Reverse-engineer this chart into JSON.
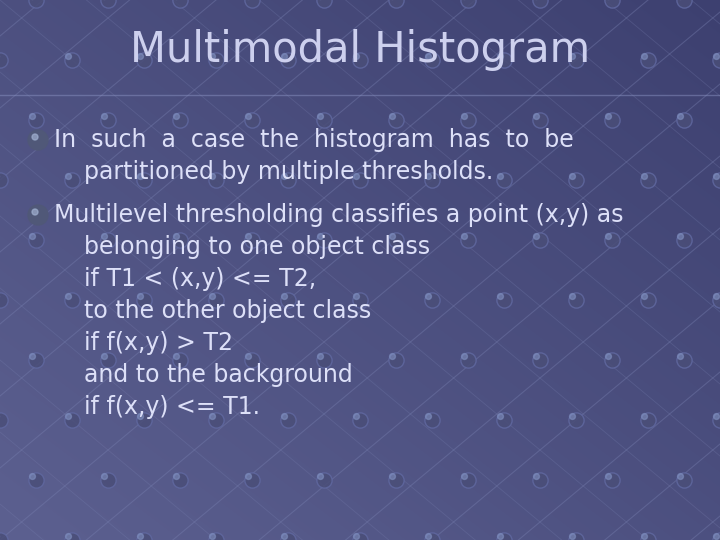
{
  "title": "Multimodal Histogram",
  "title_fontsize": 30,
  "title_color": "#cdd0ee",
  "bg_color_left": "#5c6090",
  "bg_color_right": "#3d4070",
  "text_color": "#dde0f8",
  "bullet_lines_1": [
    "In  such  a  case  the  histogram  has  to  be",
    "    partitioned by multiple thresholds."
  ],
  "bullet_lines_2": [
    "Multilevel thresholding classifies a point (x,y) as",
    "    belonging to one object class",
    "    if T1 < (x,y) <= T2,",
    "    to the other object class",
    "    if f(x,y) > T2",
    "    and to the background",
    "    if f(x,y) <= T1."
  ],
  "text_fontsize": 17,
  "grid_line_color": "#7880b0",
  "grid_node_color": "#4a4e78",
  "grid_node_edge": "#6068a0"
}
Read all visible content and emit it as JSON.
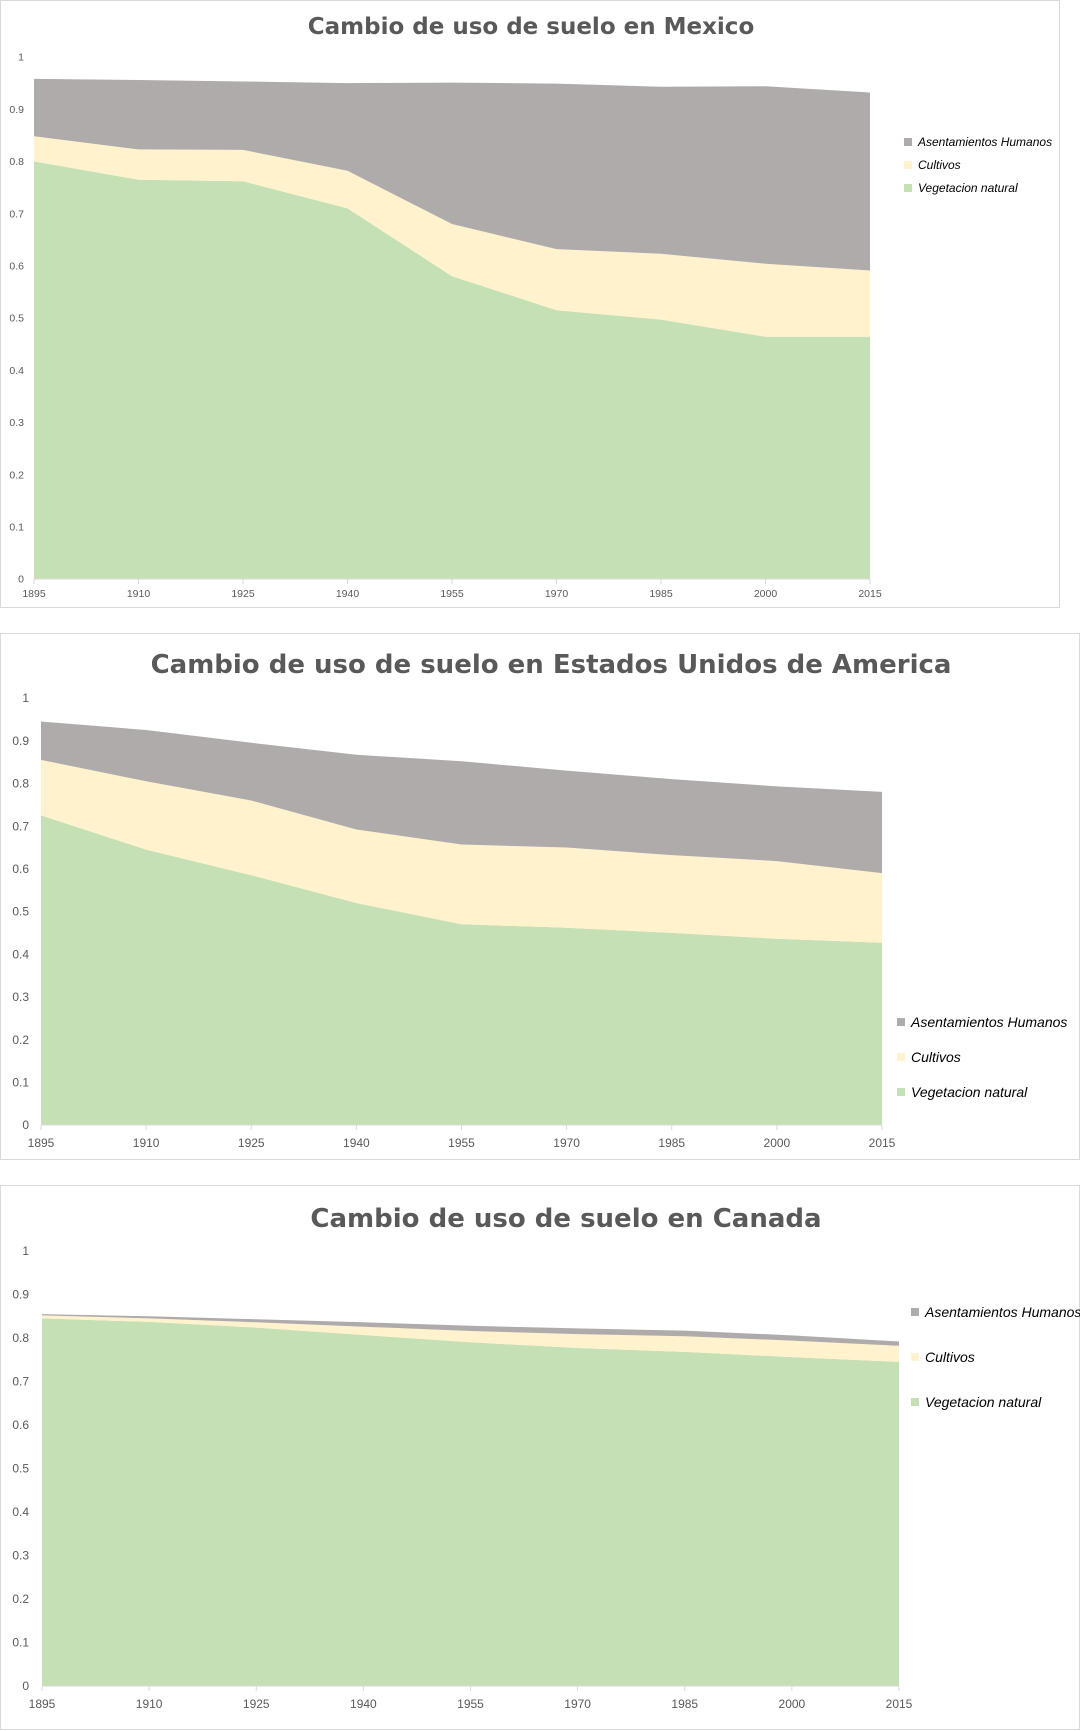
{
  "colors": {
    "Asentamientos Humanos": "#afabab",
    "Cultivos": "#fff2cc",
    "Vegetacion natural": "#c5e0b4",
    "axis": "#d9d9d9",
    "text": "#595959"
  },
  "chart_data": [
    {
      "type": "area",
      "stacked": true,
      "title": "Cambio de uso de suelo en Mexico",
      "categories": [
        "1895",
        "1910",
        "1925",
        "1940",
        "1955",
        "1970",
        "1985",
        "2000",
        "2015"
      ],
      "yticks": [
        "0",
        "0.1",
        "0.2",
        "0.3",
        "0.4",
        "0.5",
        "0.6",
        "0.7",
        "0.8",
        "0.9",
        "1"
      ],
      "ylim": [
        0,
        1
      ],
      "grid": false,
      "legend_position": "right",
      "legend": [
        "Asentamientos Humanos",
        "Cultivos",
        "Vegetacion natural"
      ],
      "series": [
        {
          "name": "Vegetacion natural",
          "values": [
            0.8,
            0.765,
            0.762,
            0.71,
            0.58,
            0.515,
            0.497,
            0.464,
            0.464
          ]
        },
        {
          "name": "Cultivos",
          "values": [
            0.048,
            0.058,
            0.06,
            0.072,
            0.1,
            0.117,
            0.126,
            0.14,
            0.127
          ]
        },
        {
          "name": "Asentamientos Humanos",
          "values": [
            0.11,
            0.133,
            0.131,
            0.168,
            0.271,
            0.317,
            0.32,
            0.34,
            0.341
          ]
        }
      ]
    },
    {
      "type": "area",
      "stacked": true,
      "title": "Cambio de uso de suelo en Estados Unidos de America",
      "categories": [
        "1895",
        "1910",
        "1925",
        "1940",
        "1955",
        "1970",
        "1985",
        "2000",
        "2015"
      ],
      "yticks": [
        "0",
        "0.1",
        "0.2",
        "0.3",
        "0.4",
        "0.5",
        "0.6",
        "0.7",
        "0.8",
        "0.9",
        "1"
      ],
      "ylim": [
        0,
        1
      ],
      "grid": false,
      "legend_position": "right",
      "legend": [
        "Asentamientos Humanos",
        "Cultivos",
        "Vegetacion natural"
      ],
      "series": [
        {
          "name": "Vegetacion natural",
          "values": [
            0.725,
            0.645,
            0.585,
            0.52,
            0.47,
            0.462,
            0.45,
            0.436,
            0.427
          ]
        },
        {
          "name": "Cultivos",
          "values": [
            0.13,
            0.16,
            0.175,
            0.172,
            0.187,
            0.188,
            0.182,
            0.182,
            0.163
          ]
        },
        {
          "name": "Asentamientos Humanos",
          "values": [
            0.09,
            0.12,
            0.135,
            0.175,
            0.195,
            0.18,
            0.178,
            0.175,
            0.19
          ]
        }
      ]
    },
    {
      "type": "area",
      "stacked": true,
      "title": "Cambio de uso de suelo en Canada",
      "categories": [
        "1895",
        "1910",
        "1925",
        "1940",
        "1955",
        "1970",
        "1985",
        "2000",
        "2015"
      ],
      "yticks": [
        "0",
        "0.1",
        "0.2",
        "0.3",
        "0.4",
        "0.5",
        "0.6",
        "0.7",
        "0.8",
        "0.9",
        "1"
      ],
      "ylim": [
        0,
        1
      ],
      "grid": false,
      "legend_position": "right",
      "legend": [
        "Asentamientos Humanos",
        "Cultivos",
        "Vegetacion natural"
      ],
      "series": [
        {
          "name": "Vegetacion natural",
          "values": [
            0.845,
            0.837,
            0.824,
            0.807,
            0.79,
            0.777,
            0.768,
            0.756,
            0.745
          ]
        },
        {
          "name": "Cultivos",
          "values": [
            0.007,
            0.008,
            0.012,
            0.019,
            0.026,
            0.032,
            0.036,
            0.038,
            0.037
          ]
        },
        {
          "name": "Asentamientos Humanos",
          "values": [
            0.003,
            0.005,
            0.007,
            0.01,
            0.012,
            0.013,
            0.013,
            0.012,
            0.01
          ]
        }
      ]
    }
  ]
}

■ **Task directions**:
Set the data above down again exactly as given, with no pictures.

■ **Result**:
Reverse-engineer this chart into JSON.
{
  "title": "Multimodal Histogram",
  "title_fontsize": 30,
  "title_color": "#cdd0ee",
  "bg_color_left": "#5c6090",
  "bg_color_right": "#3d4070",
  "text_color": "#dde0f8",
  "bullet_lines_1": [
    "In  such  a  case  the  histogram  has  to  be",
    "    partitioned by multiple thresholds."
  ],
  "bullet_lines_2": [
    "Multilevel thresholding classifies a point (x,y) as",
    "    belonging to one object class",
    "    if T1 < (x,y) <= T2,",
    "    to the other object class",
    "    if f(x,y) > T2",
    "    and to the background",
    "    if f(x,y) <= T1."
  ],
  "text_fontsize": 17,
  "grid_line_color": "#7880b0",
  "grid_node_color": "#4a4e78",
  "grid_node_edge": "#6068a0"
}
Read all visible content and emit it as JSON.
{
  "colors": {
    "Asentamientos Humanos": "#afabab",
    "Cultivos": "#fff2cc",
    "Vegetacion natural": "#c5e0b4",
    "axis": "#d9d9d9",
    "text": "#595959"
  },
  "chart_data": [
    {
      "type": "area",
      "stacked": true,
      "title": "Cambio de uso de suelo en Mexico",
      "categories": [
        "1895",
        "1910",
        "1925",
        "1940",
        "1955",
        "1970",
        "1985",
        "2000",
        "2015"
      ],
      "yticks": [
        "0",
        "0.1",
        "0.2",
        "0.3",
        "0.4",
        "0.5",
        "0.6",
        "0.7",
        "0.8",
        "0.9",
        "1"
      ],
      "ylim": [
        0,
        1
      ],
      "grid": false,
      "legend_position": "right",
      "legend": [
        "Asentamientos Humanos",
        "Cultivos",
        "Vegetacion natural"
      ],
      "series": [
        {
          "name": "Vegetacion natural",
          "values": [
            0.8,
            0.765,
            0.762,
            0.71,
            0.58,
            0.515,
            0.497,
            0.464,
            0.464
          ]
        },
        {
          "name": "Cultivos",
          "values": [
            0.048,
            0.058,
            0.06,
            0.072,
            0.1,
            0.117,
            0.126,
            0.14,
            0.127
          ]
        },
        {
          "name": "Asentamientos Humanos",
          "values": [
            0.11,
            0.133,
            0.131,
            0.168,
            0.271,
            0.317,
            0.32,
            0.34,
            0.341
          ]
        }
      ]
    },
    {
      "type": "area",
      "stacked": true,
      "title": "Cambio de uso de suelo en Estados Unidos de America",
      "categories": [
        "1895",
        "1910",
        "1925",
        "1940",
        "1955",
        "1970",
        "1985",
        "2000",
        "2015"
      ],
      "yticks": [
        "0",
        "0.1",
        "0.2",
        "0.3",
        "0.4",
        "0.5",
        "0.6",
        "0.7",
        "0.8",
        "0.9",
        "1"
      ],
      "ylim": [
        0,
        1
      ],
      "grid": false,
      "legend_position": "right",
      "legend": [
        "Asentamientos Humanos",
        "Cultivos",
        "Vegetacion natural"
      ],
      "series": [
        {
          "name": "Vegetacion natural",
          "values": [
            0.725,
            0.645,
            0.585,
            0.52,
            0.47,
            0.462,
            0.45,
            0.436,
            0.427
          ]
        },
        {
          "name": "Cultivos",
          "values": [
            0.13,
            0.16,
            0.175,
            0.172,
            0.187,
            0.188,
            0.182,
            0.182,
            0.163
          ]
        },
        {
          "name": "Asentamientos Humanos",
          "values": [
            0.09,
            0.12,
            0.135,
            0.175,
            0.195,
            0.18,
            0.178,
            0.175,
            0.19
          ]
        }
      ]
    },
    {
      "type": "area",
      "stacked": true,
      "title": "Cambio de uso de suelo en Canada",
      "categories": [
        "1895",
        "1910",
        "1925",
        "1940",
        "1955",
        "1970",
        "1985",
        "2000",
        "2015"
      ],
      "yticks": [
        "0",
        "0.1",
        "0.2",
        "0.3",
        "0.4",
        "0.5",
        "0.6",
        "0.7",
        "0.8",
        "0.9",
        "1"
      ],
      "ylim": [
        0,
        1
      ],
      "grid": false,
      "legend_position": "right",
      "legend": [
        "Asentamientos Humanos",
        "Cultivos",
        "Vegetacion natural"
      ],
      "series": [
        {
          "name": "Vegetacion natural",
          "values": [
            0.845,
            0.837,
            0.824,
            0.807,
            0.79,
            0.777,
            0.768,
            0.756,
            0.745
          ]
        },
        {
          "name": "Cultivos",
          "values": [
            0.007,
            0.008,
            0.012,
            0.019,
            0.026,
            0.032,
            0.036,
            0.038,
            0.037
          ]
        },
        {
          "name": "Asentamientos Humanos",
          "values": [
            0.003,
            0.005,
            0.007,
            0.01,
            0.012,
            0.013,
            0.013,
            0.012,
            0.01
          ]
        }
      ]
    }
  ]
}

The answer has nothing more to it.